• _REQUIRED TASK_: Find every line with the word "学习型社会教育的功能有什么拓展吗". Copy those lines.

• _PROVIDED MATERIAL_:

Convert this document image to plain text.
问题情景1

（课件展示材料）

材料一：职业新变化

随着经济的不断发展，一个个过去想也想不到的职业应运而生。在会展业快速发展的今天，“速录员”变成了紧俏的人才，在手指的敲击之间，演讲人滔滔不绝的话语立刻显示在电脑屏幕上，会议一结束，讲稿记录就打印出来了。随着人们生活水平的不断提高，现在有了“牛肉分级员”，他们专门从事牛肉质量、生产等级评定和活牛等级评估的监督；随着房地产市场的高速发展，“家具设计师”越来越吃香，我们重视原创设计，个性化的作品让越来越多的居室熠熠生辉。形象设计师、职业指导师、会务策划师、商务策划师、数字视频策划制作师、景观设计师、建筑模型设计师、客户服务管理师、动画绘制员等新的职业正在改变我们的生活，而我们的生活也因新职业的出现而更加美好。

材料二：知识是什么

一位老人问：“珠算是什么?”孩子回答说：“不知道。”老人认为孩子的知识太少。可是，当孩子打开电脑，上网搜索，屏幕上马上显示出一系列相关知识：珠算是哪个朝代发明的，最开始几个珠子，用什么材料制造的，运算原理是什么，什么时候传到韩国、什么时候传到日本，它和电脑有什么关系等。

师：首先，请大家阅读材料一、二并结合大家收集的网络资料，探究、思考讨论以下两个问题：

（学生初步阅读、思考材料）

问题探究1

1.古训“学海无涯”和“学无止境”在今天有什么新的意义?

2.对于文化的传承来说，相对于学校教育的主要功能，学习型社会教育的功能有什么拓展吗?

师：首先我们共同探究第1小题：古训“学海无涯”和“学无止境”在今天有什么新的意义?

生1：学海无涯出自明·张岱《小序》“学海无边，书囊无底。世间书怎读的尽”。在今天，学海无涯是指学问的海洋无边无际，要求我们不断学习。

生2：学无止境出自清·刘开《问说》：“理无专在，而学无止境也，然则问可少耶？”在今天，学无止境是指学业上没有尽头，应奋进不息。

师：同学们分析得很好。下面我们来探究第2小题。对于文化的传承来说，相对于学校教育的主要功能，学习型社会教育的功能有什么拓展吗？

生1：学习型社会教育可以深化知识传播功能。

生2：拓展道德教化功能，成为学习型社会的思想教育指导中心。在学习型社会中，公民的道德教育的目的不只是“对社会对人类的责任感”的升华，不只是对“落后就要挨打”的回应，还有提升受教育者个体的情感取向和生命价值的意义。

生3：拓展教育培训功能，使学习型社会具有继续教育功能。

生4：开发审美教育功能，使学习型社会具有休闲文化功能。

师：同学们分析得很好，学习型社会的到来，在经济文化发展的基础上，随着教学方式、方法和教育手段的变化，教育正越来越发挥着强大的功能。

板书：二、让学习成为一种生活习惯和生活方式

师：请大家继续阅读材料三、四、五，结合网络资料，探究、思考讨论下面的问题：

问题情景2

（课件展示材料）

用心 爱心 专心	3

==

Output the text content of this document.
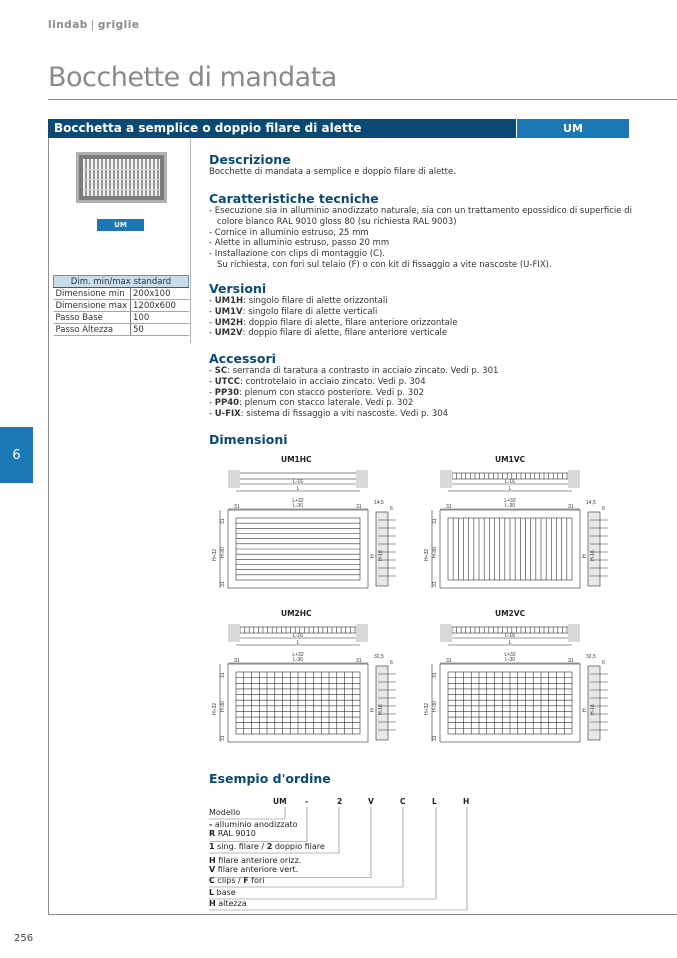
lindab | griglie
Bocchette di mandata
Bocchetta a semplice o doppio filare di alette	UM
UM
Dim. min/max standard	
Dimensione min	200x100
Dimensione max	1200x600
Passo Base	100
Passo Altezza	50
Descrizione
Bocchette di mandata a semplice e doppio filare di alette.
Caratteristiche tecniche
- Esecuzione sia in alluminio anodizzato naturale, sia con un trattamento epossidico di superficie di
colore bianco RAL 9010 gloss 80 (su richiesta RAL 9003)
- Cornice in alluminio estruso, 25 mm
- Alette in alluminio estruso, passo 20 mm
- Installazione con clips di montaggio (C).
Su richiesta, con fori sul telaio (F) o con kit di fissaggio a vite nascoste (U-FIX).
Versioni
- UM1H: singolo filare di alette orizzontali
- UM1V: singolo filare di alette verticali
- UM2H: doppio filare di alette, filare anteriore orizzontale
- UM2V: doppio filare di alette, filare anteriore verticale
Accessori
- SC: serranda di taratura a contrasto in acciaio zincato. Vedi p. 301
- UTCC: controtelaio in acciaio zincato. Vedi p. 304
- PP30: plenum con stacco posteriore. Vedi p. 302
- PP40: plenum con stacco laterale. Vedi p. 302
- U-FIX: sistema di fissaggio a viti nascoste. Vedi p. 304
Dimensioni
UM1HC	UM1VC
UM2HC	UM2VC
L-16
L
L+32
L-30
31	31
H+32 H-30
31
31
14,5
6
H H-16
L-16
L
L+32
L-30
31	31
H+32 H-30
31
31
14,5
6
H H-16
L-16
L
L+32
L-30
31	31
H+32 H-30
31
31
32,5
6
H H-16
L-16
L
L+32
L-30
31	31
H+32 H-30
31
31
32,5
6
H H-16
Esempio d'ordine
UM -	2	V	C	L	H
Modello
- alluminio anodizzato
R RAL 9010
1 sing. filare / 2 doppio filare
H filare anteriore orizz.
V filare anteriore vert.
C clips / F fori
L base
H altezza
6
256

• _TASK RESULT_:
2.对于文化的传承来说，相对于学校教育的主要功能，学习型社会教育的功能有什么拓展吗?
师：同学们分析得很好。下面我们来探究第2小题。对于文化的传承来说，相对于学校教育的主要功能，学习型社会教育的功能有什么拓展吗？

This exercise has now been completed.